Return the data exactly, with all pictures removed.

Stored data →

<<<<

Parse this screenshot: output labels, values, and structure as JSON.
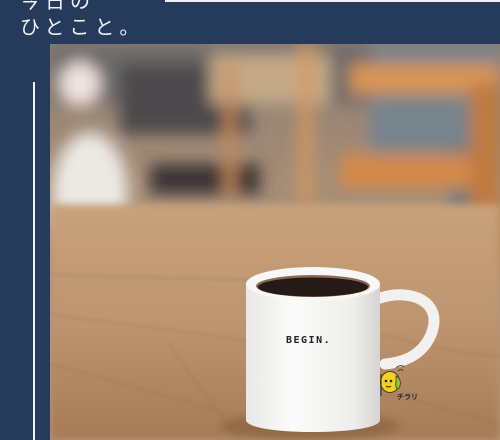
{
  "header": {
    "title_line1": "今日の",
    "title_line2": "ひとこと。"
  },
  "photo": {
    "mug_text": "BEGIN.",
    "mascot_label": "チラリ"
  },
  "colors": {
    "background": "#263a5b",
    "rule": "#eef1f6"
  },
  "icons": {
    "mascot": "peeking-character-icon"
  }
}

>>>>

Exercise answer →
Parse this screenshot: output labels, values, and structure as JSON.
{
  "header": {
    "title_line1": "今日の",
    "title_line2": "ひとこと。"
  },
  "photo": {
    "mug_text": "BEGIN.",
    "mascot_label": "チラリ"
  },
  "colors": {
    "background": "#263a5b",
    "rule": "#eef1f6"
  },
  "icons": {
    "mascot": "peeking-character-icon"
  }
}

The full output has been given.